→ What the task requires:
Search the data below for "Inspector"; list each line that holds it.

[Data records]
## Begin

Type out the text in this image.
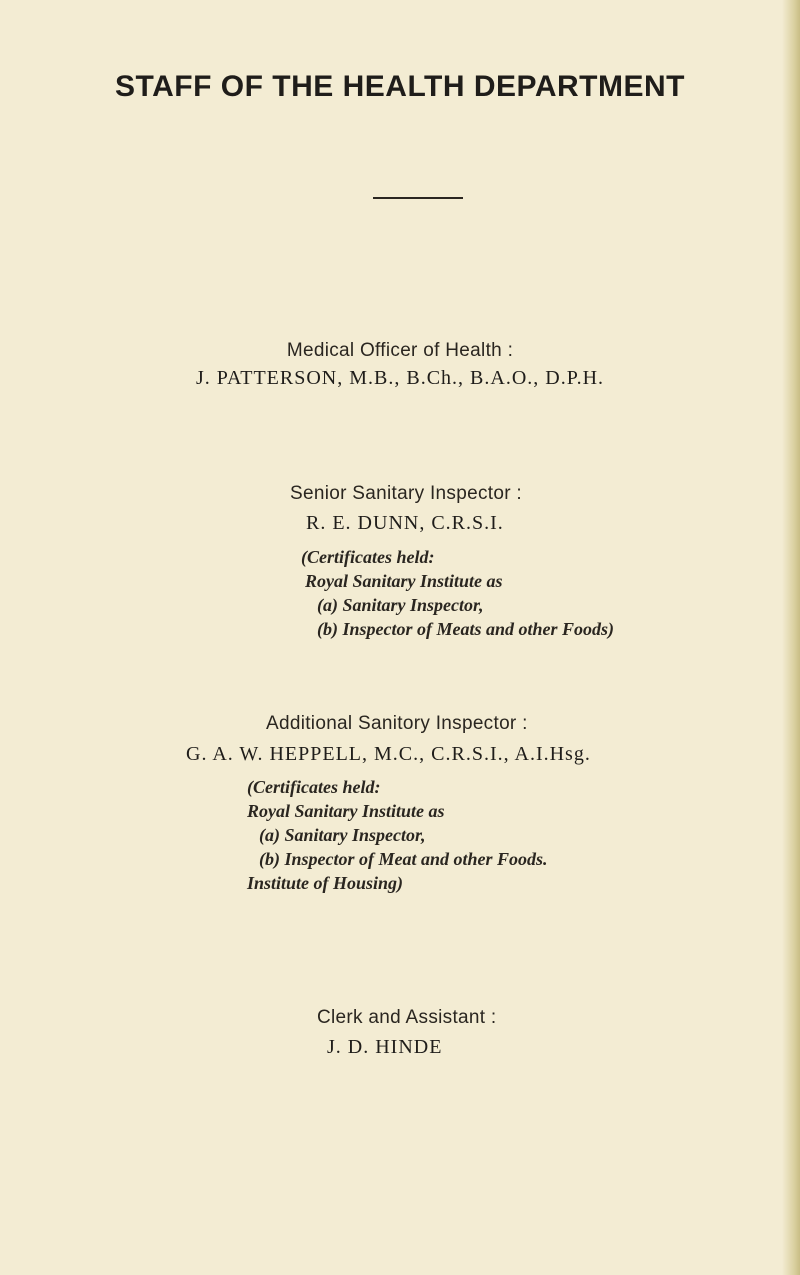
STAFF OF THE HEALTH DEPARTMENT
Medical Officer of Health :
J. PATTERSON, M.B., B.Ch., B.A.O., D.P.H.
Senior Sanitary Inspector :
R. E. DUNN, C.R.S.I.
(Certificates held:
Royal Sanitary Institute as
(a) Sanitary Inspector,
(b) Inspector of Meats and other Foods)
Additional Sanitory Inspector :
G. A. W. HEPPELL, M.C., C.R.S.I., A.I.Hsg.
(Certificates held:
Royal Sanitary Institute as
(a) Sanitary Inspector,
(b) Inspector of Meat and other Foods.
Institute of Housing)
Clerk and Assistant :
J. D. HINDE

## End
## Begin

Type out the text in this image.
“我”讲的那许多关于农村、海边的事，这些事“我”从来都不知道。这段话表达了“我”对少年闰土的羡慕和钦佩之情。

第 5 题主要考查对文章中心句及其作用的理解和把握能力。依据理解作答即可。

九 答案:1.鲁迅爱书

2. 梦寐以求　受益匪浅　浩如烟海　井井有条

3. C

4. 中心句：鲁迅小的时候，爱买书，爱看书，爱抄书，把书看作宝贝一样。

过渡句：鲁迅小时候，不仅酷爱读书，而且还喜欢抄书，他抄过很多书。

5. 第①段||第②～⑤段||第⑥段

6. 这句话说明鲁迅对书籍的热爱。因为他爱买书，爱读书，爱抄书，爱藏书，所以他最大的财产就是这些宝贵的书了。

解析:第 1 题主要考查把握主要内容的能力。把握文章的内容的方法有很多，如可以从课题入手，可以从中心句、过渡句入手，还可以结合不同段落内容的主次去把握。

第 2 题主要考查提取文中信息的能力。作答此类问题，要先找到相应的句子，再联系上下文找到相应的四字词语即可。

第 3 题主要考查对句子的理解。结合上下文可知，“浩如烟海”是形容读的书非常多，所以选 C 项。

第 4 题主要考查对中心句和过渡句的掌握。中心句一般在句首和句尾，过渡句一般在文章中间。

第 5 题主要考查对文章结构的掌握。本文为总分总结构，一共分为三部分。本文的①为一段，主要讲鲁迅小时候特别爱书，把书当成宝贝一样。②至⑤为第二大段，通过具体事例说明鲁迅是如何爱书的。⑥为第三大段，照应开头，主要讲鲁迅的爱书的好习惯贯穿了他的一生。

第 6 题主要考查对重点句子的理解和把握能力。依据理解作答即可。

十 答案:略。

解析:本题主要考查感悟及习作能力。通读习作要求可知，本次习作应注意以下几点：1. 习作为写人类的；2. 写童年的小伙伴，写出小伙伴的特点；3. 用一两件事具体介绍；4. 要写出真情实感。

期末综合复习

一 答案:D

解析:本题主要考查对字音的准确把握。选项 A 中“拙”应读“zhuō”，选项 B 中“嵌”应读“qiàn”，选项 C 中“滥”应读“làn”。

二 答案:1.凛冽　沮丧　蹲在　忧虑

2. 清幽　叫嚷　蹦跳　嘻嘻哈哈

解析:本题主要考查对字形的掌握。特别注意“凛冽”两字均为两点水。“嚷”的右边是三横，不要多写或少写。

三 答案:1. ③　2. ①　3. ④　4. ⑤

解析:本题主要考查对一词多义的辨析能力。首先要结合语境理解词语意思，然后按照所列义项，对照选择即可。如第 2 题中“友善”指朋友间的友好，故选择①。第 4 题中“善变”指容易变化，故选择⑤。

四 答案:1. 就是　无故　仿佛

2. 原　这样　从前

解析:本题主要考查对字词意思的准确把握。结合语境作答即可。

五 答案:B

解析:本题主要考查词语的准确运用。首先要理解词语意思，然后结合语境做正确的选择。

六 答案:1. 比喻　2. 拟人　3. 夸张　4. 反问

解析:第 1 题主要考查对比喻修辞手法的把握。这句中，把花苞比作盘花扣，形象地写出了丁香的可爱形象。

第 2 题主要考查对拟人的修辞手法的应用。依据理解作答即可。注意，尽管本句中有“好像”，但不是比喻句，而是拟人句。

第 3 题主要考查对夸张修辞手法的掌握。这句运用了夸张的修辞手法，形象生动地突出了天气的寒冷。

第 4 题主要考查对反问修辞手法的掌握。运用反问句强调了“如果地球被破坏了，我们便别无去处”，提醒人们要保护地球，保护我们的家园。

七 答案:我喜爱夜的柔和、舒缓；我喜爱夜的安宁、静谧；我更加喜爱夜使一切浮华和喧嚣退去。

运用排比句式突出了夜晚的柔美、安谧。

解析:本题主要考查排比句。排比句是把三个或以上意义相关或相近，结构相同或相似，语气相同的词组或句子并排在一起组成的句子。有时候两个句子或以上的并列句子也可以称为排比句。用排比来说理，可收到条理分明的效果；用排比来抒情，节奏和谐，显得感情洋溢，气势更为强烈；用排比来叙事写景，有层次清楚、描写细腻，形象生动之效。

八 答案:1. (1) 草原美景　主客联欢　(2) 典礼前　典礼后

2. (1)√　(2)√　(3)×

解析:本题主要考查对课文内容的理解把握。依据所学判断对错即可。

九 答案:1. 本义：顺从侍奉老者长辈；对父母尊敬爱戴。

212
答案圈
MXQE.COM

## End

→ Exercise result:
Senior Sanitary Inspector :
(a) Sanitary Inspector,
(b) Inspector of Meats and other Foods)
Additional Sanitory Inspector :
(a) Sanitary Inspector,
(b) Inspector of Meat and other Foods.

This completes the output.